* _PROBLEM DESCRIPTION_:
Give back exactly the lines starting at the one with "Type out the text in this image." and ending at the last line of the data below. Pictures are not part of the copy.

* _RAW RECORDS_:
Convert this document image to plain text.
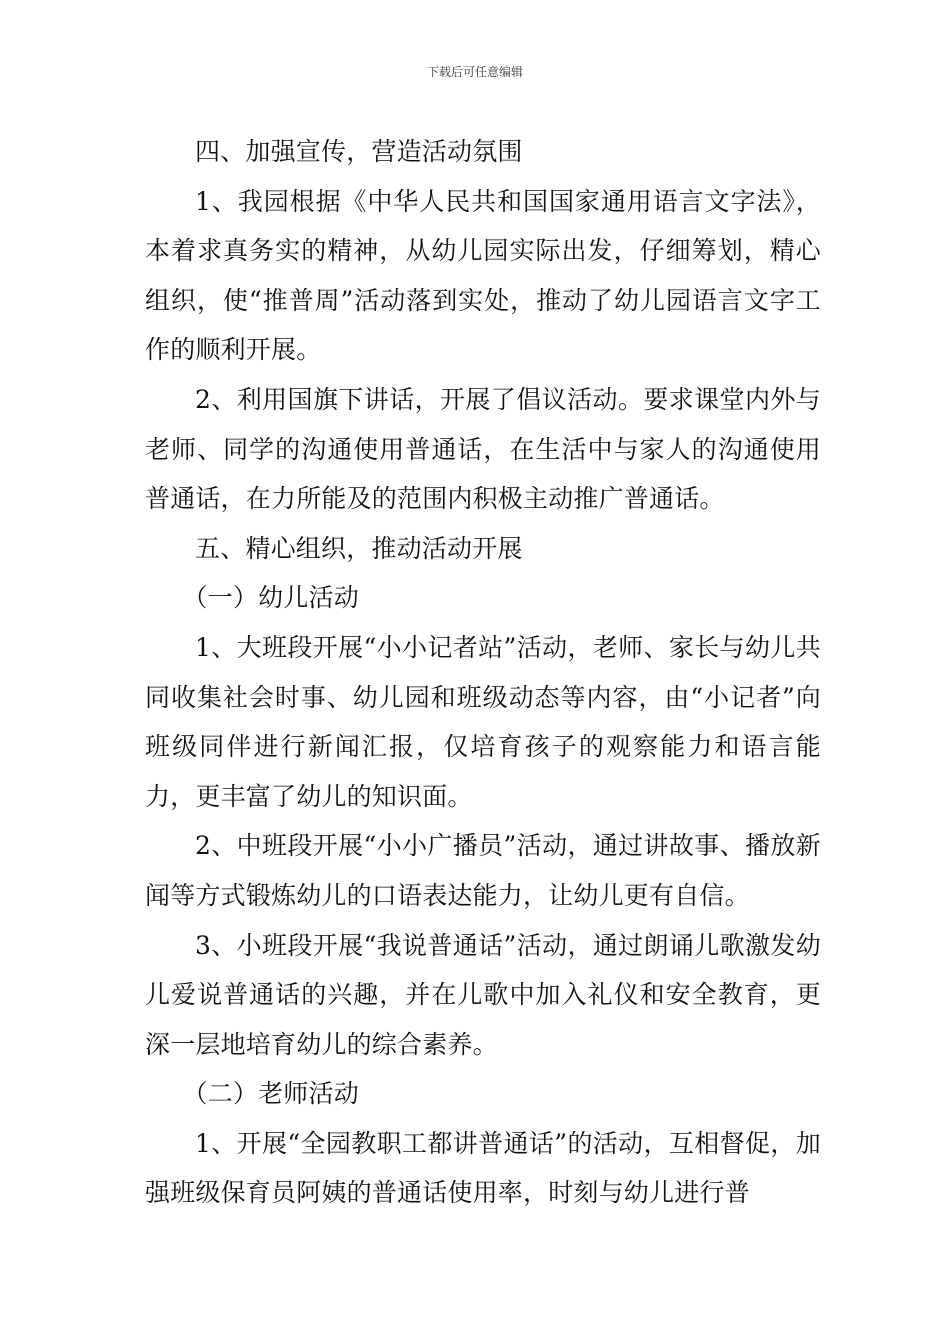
下载后可任意编辑

四、加强宣传，营造活动氛围

1、我园根据《中华人民共和国国家通用语言文字法》，本着求真务实的精神，从幼儿园实际出发，仔细筹划，精心组织，使“推普周”活动落到实处，推动了幼儿园语言文字工作的顺利开展。

2、利用国旗下讲话，开展了倡议活动。要求课堂内外与老师、同学的沟通使用普通话，在生活中与家人的沟通使用普通话，在力所能及的范围内积极主动推广普通话。

五、精心组织，推动活动开展

（一）幼儿活动

1、大班段开展“小小记者站”活动，老师、家长与幼儿共同收集社会时事、幼儿园和班级动态等内容，由“小记者”向班级同伴进行新闻汇报，仅培育孩子的观察能力和语言能力，更丰富了幼儿的知识面。

2、中班段开展“小小广播员”活动，通过讲故事、播放新闻等方式锻炼幼儿的口语表达能力，让幼儿更有自信。

3、小班段开展“我说普通话”活动，通过朗诵儿歌激发幼儿爱说普通话的兴趣，并在儿歌中加入礼仪和安全教育，更深一层地培育幼儿的综合素养。

（二）老师活动

1、开展“全园教职工都讲普通话”的活动，互相督促，加强班级保育员阿姨的普通话使用率，时刻与幼儿进行普
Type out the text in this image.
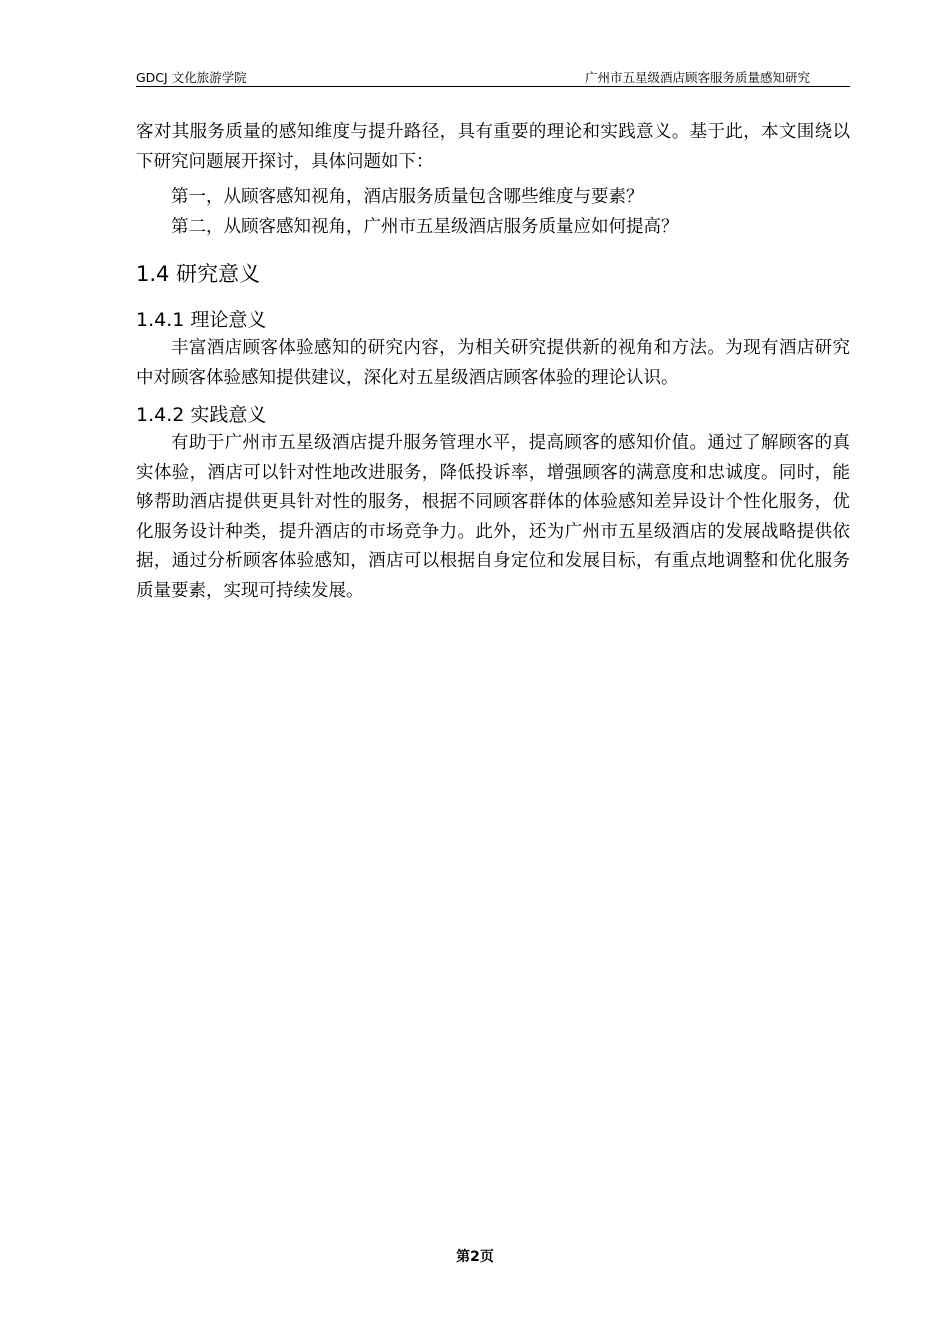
GDCJ 文化旅游学院	广州市五星级酒店顾客服务质量感知研究

客对其服务质量的感知维度与提升路径，具有重要的理论和实践意义。基于此，本文围绕以下研究问题展开探讨，具体问题如下：

第一，从顾客感知视角，酒店服务质量包含哪些维度与要素？

第二，从顾客感知视角，广州市五星级酒店服务质量应如何提高？

1.4 研究意义
1.4.1 理论意义

丰富酒店顾客体验感知的研究内容，为相关研究提供新的视角和方法。为现有酒店研究中对顾客体验感知提供建议，深化对五星级酒店顾客体验的理论认识。

1.4.2 实践意义

有助于广州市五星级酒店提升服务管理水平，提高顾客的感知价值。通过了解顾客的真实体验，酒店可以针对性地改进服务，降低投诉率，增强顾客的满意度和忠诚度。同时，能够帮助酒店提供更具针对性的服务，根据不同顾客群体的体验感知差异设计个性化服务，优化服务设计种类，提升酒店的市场竞争力。此外，还为广州市五星级酒店的发展战略提供依据，通过分析顾客体验感知，酒店可以根据自身定位和发展目标，有重点地调整和优化服务质量要素，实现可持续发展。

第2页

* _RESULT OF THIS TASK_:
Type out the text in this image.
GDCJ 文化旅游学院	广州市五星级酒店顾客服务质量感知研究

客对其服务质量的感知维度与提升路径，具有重要的理论和实践意义。基于此，本文围绕以下研究问题展开探讨，具体问题如下：

第一，从顾客感知视角，酒店服务质量包含哪些维度与要素？

第二，从顾客感知视角，广州市五星级酒店服务质量应如何提高？

1.4 研究意义
1.4.1 理论意义

丰富酒店顾客体验感知的研究内容，为相关研究提供新的视角和方法。为现有酒店研究中对顾客体验感知提供建议，深化对五星级酒店顾客体验的理论认识。

1.4.2 实践意义

有助于广州市五星级酒店提升服务管理水平，提高顾客的感知价值。通过了解顾客的真实体验，酒店可以针对性地改进服务，降低投诉率，增强顾客的满意度和忠诚度。同时，能够帮助酒店提供更具针对性的服务，根据不同顾客群体的体验感知差异设计个性化服务，优化服务设计种类，提升酒店的市场竞争力。此外，还为广州市五星级酒店的发展战略提供依据，通过分析顾客体验感知，酒店可以根据自身定位和发展目标，有重点地调整和优化服务质量要素，实现可持续发展。

第2页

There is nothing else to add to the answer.